Work to do
Take the data below and repeat it exactly.

◆ ◆ ◆ ◆

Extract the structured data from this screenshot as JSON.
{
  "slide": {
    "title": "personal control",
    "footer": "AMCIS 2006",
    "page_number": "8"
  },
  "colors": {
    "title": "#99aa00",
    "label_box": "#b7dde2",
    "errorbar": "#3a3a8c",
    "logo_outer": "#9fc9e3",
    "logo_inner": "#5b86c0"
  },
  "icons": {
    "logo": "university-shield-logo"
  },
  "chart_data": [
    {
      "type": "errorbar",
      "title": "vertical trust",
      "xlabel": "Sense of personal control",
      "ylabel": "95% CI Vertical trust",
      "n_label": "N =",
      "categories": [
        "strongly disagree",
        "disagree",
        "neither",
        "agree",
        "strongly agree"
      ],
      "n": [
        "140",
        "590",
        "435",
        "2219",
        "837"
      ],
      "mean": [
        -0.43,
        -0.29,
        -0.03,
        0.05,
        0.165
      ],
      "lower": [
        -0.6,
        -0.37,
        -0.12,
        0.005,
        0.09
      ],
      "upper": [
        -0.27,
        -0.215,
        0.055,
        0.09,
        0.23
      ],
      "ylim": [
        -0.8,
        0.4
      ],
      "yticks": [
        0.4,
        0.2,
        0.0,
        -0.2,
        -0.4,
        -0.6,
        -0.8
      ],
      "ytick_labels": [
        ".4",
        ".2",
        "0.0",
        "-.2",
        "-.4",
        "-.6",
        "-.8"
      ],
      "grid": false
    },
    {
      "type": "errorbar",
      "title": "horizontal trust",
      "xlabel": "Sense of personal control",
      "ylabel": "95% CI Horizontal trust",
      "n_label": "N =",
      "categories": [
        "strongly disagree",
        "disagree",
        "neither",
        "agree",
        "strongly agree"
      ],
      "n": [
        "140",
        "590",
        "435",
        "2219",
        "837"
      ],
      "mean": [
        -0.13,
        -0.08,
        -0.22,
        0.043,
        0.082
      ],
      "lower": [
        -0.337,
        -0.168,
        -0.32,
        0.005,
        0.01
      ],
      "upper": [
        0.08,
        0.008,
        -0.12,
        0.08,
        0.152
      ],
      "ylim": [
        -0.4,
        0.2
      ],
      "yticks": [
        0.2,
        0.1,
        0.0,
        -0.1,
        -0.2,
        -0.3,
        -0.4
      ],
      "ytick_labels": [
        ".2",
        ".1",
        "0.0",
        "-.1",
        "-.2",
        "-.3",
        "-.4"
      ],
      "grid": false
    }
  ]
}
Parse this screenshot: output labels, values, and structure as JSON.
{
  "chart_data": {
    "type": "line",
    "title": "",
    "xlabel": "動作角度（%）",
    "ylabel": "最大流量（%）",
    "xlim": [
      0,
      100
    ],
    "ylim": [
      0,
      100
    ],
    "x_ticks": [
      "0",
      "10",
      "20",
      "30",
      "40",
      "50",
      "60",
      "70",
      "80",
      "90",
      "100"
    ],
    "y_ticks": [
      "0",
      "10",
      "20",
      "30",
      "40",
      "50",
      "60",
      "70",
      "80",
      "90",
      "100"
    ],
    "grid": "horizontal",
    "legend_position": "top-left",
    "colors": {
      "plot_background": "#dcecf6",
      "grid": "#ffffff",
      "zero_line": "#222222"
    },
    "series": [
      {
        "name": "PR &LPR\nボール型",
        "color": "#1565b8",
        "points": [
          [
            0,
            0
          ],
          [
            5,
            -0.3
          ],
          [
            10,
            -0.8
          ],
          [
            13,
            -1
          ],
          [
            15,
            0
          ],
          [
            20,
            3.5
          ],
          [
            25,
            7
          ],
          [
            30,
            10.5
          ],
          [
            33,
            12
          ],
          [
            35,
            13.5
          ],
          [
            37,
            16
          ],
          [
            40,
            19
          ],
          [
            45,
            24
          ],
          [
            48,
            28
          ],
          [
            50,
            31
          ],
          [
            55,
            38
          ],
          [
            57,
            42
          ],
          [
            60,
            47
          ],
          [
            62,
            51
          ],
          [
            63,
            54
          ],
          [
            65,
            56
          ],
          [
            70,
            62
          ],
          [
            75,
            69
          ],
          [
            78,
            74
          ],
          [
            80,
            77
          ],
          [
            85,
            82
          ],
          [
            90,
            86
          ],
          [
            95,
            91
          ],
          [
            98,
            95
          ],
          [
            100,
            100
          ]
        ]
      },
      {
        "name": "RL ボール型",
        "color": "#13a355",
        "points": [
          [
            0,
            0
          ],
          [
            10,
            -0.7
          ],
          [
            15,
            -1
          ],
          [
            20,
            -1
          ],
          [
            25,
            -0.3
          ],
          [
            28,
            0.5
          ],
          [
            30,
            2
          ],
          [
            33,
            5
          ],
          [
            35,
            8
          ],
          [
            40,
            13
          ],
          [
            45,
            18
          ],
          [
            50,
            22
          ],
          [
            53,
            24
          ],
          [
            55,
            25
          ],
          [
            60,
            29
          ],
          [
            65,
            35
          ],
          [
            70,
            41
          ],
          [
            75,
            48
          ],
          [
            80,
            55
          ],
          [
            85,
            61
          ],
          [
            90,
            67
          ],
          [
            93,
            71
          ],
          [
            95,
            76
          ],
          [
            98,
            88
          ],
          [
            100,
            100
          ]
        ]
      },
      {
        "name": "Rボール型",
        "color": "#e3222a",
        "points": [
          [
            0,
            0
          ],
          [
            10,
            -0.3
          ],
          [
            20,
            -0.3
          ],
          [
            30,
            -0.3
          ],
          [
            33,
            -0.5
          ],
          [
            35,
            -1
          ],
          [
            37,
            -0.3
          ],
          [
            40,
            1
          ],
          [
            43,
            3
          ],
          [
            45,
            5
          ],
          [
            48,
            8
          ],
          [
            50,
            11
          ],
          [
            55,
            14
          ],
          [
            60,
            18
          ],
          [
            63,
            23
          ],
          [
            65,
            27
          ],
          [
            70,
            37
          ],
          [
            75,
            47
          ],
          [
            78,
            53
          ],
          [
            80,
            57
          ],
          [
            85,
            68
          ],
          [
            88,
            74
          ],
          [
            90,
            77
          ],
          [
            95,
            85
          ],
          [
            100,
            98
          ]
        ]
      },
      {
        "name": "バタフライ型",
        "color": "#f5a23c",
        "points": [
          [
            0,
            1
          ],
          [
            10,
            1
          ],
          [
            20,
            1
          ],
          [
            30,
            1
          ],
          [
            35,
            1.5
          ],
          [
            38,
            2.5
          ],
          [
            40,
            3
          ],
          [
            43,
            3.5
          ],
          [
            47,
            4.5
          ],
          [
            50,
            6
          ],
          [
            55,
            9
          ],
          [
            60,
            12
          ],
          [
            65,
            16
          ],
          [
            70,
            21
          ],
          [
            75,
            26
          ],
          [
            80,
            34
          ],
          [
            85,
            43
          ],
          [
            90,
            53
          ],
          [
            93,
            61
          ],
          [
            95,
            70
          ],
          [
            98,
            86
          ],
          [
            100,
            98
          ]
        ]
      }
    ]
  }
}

◆ ◆ ◆ ◆

The result
Extract the structured data from this screenshot as JSON.
{
  "slide": {
    "title": "personal control",
    "footer": "AMCIS 2006",
    "page_number": "8"
  },
  "colors": {
    "title": "#99aa00",
    "label_box": "#b7dde2",
    "errorbar": "#3a3a8c",
    "logo_outer": "#9fc9e3",
    "logo_inner": "#5b86c0"
  },
  "icons": {
    "logo": "university-shield-logo"
  },
  "chart_data": [
    {
      "type": "errorbar",
      "title": "vertical trust",
      "xlabel": "Sense of personal control",
      "ylabel": "95% CI Vertical trust",
      "n_label": "N =",
      "categories": [
        "strongly disagree",
        "disagree",
        "neither",
        "agree",
        "strongly agree"
      ],
      "n": [
        "140",
        "590",
        "435",
        "2219",
        "837"
      ],
      "mean": [
        -0.43,
        -0.29,
        -0.03,
        0.05,
        0.165
      ],
      "lower": [
        -0.6,
        -0.37,
        -0.12,
        0.005,
        0.09
      ],
      "upper": [
        -0.27,
        -0.215,
        0.055,
        0.09,
        0.23
      ],
      "ylim": [
        -0.8,
        0.4
      ],
      "yticks": [
        0.4,
        0.2,
        0.0,
        -0.2,
        -0.4,
        -0.6,
        -0.8
      ],
      "ytick_labels": [
        ".4",
        ".2",
        "0.0",
        "-.2",
        "-.4",
        "-.6",
        "-.8"
      ],
      "grid": false
    },
    {
      "type": "errorbar",
      "title": "horizontal trust",
      "xlabel": "Sense of personal control",
      "ylabel": "95% CI Horizontal trust",
      "n_label": "N =",
      "categories": [
        "strongly disagree",
        "disagree",
        "neither",
        "agree",
        "strongly agree"
      ],
      "n": [
        "140",
        "590",
        "435",
        "2219",
        "837"
      ],
      "mean": [
        -0.13,
        -0.08,
        -0.22,
        0.043,
        0.082
      ],
      "lower": [
        -0.337,
        -0.168,
        -0.32,
        0.005,
        0.01
      ],
      "upper": [
        0.08,
        0.008,
        -0.12,
        0.08,
        0.152
      ],
      "ylim": [
        -0.4,
        0.2
      ],
      "yticks": [
        0.2,
        0.1,
        0.0,
        -0.1,
        -0.2,
        -0.3,
        -0.4
      ],
      "ytick_labels": [
        ".2",
        ".1",
        "0.0",
        "-.1",
        "-.2",
        "-.3",
        "-.4"
      ],
      "grid": false
    }
  ]
}
Parse this screenshot: output labels, values, and structure as JSON.
{
  "chart_data": {
    "type": "line",
    "title": "",
    "xlabel": "動作角度（%）",
    "ylabel": "最大流量（%）",
    "xlim": [
      0,
      100
    ],
    "ylim": [
      0,
      100
    ],
    "x_ticks": [
      "0",
      "10",
      "20",
      "30",
      "40",
      "50",
      "60",
      "70",
      "80",
      "90",
      "100"
    ],
    "y_ticks": [
      "0",
      "10",
      "20",
      "30",
      "40",
      "50",
      "60",
      "70",
      "80",
      "90",
      "100"
    ],
    "grid": "horizontal",
    "legend_position": "top-left",
    "colors": {
      "plot_background": "#dcecf6",
      "grid": "#ffffff",
      "zero_line": "#222222"
    },
    "series": [
      {
        "name": "PR &LPR\nボール型",
        "color": "#1565b8",
        "points": [
          [
            0,
            0
          ],
          [
            5,
            -0.3
          ],
          [
            10,
            -0.8
          ],
          [
            13,
            -1
          ],
          [
            15,
            0
          ],
          [
            20,
            3.5
          ],
          [
            25,
            7
          ],
          [
            30,
            10.5
          ],
          [
            33,
            12
          ],
          [
            35,
            13.5
          ],
          [
            37,
            16
          ],
          [
            40,
            19
          ],
          [
            45,
            24
          ],
          [
            48,
            28
          ],
          [
            50,
            31
          ],
          [
            55,
            38
          ],
          [
            57,
            42
          ],
          [
            60,
            47
          ],
          [
            62,
            51
          ],
          [
            63,
            54
          ],
          [
            65,
            56
          ],
          [
            70,
            62
          ],
          [
            75,
            69
          ],
          [
            78,
            74
          ],
          [
            80,
            77
          ],
          [
            85,
            82
          ],
          [
            90,
            86
          ],
          [
            95,
            91
          ],
          [
            98,
            95
          ],
          [
            100,
            100
          ]
        ]
      },
      {
        "name": "RL ボール型",
        "color": "#13a355",
        "points": [
          [
            0,
            0
          ],
          [
            10,
            -0.7
          ],
          [
            15,
            -1
          ],
          [
            20,
            -1
          ],
          [
            25,
            -0.3
          ],
          [
            28,
            0.5
          ],
          [
            30,
            2
          ],
          [
            33,
            5
          ],
          [
            35,
            8
          ],
          [
            40,
            13
          ],
          [
            45,
            18
          ],
          [
            50,
            22
          ],
          [
            53,
            24
          ],
          [
            55,
            25
          ],
          [
            60,
            29
          ],
          [
            65,
            35
          ],
          [
            70,
            41
          ],
          [
            75,
            48
          ],
          [
            80,
            55
          ],
          [
            85,
            61
          ],
          [
            90,
            67
          ],
          [
            93,
            71
          ],
          [
            95,
            76
          ],
          [
            98,
            88
          ],
          [
            100,
            100
          ]
        ]
      },
      {
        "name": "Rボール型",
        "color": "#e3222a",
        "points": [
          [
            0,
            0
          ],
          [
            10,
            -0.3
          ],
          [
            20,
            -0.3
          ],
          [
            30,
            -0.3
          ],
          [
            33,
            -0.5
          ],
          [
            35,
            -1
          ],
          [
            37,
            -0.3
          ],
          [
            40,
            1
          ],
          [
            43,
            3
          ],
          [
            45,
            5
          ],
          [
            48,
            8
          ],
          [
            50,
            11
          ],
          [
            55,
            14
          ],
          [
            60,
            18
          ],
          [
            63,
            23
          ],
          [
            65,
            27
          ],
          [
            70,
            37
          ],
          [
            75,
            47
          ],
          [
            78,
            53
          ],
          [
            80,
            57
          ],
          [
            85,
            68
          ],
          [
            88,
            74
          ],
          [
            90,
            77
          ],
          [
            95,
            85
          ],
          [
            100,
            98
          ]
        ]
      },
      {
        "name": "バタフライ型",
        "color": "#f5a23c",
        "points": [
          [
            0,
            1
          ],
          [
            10,
            1
          ],
          [
            20,
            1
          ],
          [
            30,
            1
          ],
          [
            35,
            1.5
          ],
          [
            38,
            2.5
          ],
          [
            40,
            3
          ],
          [
            43,
            3.5
          ],
          [
            47,
            4.5
          ],
          [
            50,
            6
          ],
          [
            55,
            9
          ],
          [
            60,
            12
          ],
          [
            65,
            16
          ],
          [
            70,
            21
          ],
          [
            75,
            26
          ],
          [
            80,
            34
          ],
          [
            85,
            43
          ],
          [
            90,
            53
          ],
          [
            93,
            61
          ],
          [
            95,
            70
          ],
          [
            98,
            86
          ],
          [
            100,
            98
          ]
        ]
      }
    ]
  }
}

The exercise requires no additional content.